• **Records for the exercise**:
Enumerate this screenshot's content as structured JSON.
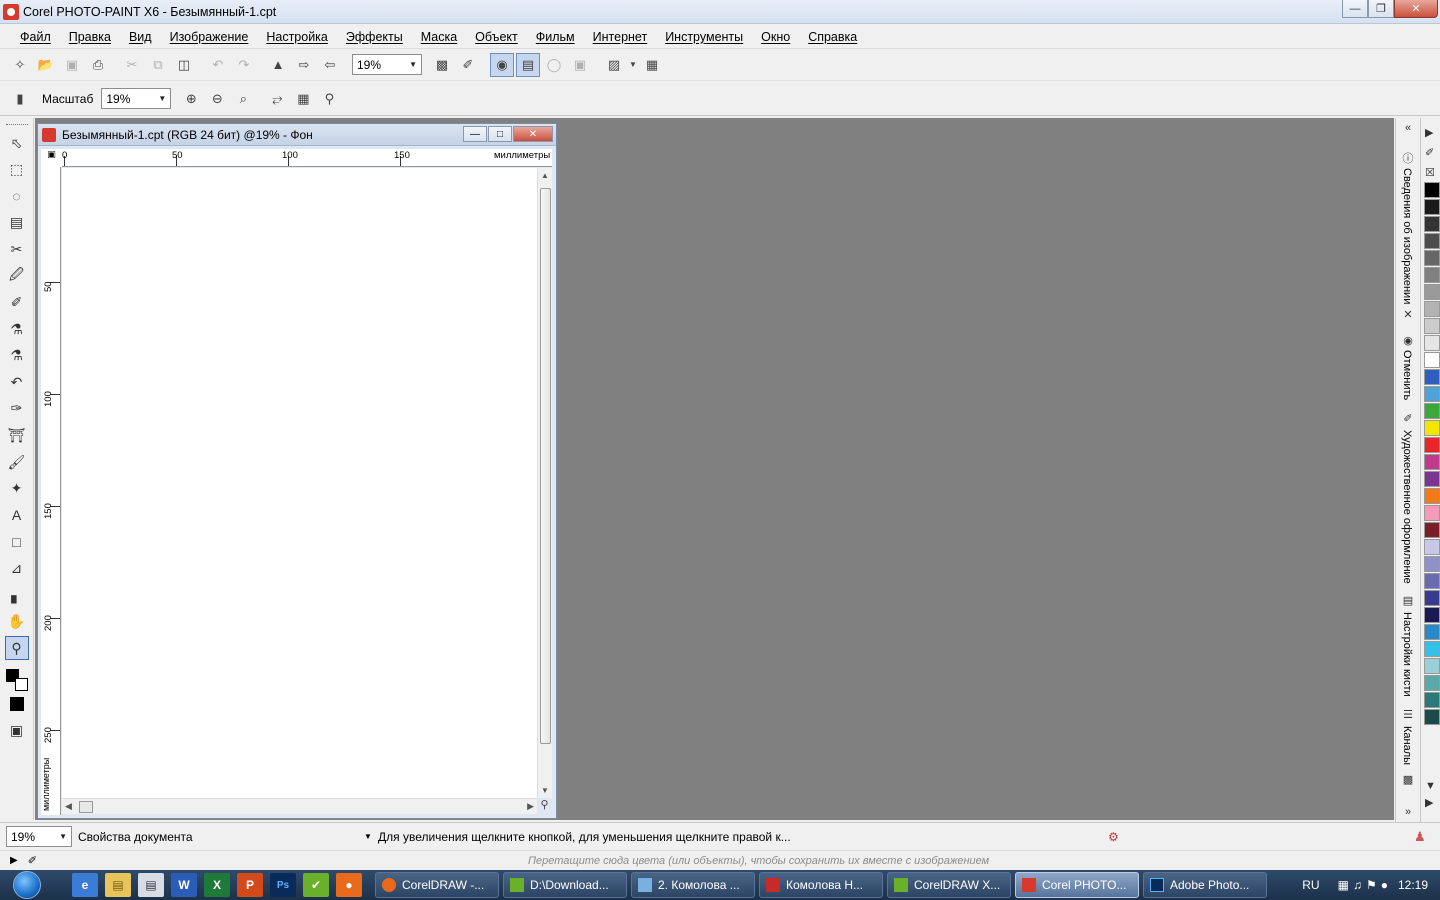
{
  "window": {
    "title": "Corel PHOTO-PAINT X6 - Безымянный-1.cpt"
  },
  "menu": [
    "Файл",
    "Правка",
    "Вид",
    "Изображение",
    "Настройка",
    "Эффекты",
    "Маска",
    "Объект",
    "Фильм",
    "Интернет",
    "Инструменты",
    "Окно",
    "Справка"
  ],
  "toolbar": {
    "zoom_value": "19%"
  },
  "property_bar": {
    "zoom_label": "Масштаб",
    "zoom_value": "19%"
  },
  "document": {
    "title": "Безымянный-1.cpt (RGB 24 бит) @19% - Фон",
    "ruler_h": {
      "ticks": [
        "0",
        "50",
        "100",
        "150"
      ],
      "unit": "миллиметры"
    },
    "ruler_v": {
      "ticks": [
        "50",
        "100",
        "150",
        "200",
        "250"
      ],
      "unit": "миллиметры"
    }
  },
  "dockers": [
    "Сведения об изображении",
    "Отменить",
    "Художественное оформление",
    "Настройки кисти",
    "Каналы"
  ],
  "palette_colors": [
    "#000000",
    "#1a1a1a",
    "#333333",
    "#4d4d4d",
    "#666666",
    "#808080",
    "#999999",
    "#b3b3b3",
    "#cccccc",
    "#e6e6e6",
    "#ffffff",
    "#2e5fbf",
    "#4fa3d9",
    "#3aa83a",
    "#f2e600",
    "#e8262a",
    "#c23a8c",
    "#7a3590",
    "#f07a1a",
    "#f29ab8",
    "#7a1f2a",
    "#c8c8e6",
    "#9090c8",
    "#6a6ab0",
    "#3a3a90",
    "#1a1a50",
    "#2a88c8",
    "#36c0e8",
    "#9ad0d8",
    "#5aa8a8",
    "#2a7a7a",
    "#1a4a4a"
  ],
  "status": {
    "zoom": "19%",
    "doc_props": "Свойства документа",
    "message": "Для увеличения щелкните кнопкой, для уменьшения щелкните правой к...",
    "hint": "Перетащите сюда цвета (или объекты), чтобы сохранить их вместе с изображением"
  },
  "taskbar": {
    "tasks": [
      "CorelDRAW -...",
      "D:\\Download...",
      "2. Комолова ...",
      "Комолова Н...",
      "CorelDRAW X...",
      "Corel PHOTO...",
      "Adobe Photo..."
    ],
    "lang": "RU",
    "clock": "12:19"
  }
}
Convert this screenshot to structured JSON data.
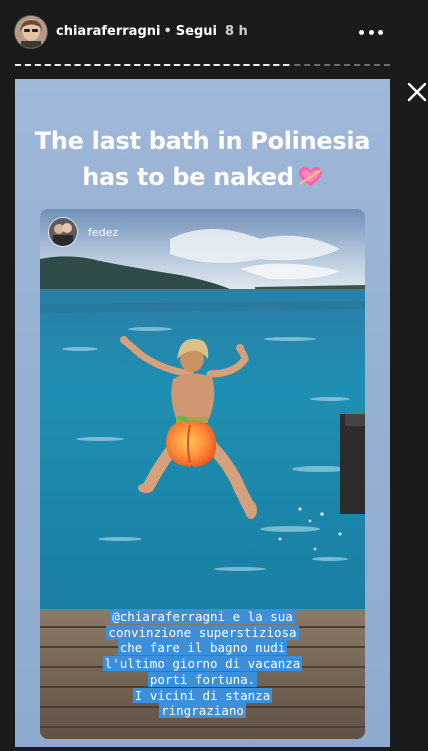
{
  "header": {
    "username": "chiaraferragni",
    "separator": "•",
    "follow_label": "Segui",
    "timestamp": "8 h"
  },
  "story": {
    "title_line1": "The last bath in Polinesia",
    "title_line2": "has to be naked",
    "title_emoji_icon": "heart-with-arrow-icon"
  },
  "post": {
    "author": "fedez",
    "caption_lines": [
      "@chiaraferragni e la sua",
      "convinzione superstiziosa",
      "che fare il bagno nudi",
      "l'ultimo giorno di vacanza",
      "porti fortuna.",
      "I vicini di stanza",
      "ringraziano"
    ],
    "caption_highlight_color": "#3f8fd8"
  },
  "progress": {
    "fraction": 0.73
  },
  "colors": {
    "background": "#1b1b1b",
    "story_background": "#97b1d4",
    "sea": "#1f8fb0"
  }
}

---

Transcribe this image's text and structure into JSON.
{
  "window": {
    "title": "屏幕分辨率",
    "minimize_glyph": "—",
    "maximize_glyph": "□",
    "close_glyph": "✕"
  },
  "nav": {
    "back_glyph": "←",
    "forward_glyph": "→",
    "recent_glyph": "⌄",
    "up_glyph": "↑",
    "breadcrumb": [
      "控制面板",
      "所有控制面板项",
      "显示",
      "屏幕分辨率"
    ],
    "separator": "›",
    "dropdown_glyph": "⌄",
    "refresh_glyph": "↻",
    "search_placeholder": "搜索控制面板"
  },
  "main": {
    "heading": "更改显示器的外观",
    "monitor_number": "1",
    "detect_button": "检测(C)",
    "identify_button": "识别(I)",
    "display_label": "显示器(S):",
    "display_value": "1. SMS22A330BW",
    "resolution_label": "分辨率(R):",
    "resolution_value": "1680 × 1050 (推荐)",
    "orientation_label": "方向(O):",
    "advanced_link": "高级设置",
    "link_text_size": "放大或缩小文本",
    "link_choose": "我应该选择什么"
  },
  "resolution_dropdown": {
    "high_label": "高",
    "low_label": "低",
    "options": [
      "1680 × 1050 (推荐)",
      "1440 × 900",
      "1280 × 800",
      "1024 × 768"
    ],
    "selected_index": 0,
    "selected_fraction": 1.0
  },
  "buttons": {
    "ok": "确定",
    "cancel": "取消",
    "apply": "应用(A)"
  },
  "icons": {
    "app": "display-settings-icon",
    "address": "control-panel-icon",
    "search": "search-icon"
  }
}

• **Problem**: Ascertain the number of lines in the entries that include the word "chiaraferragni", and report only that number.

• **The reply**: 2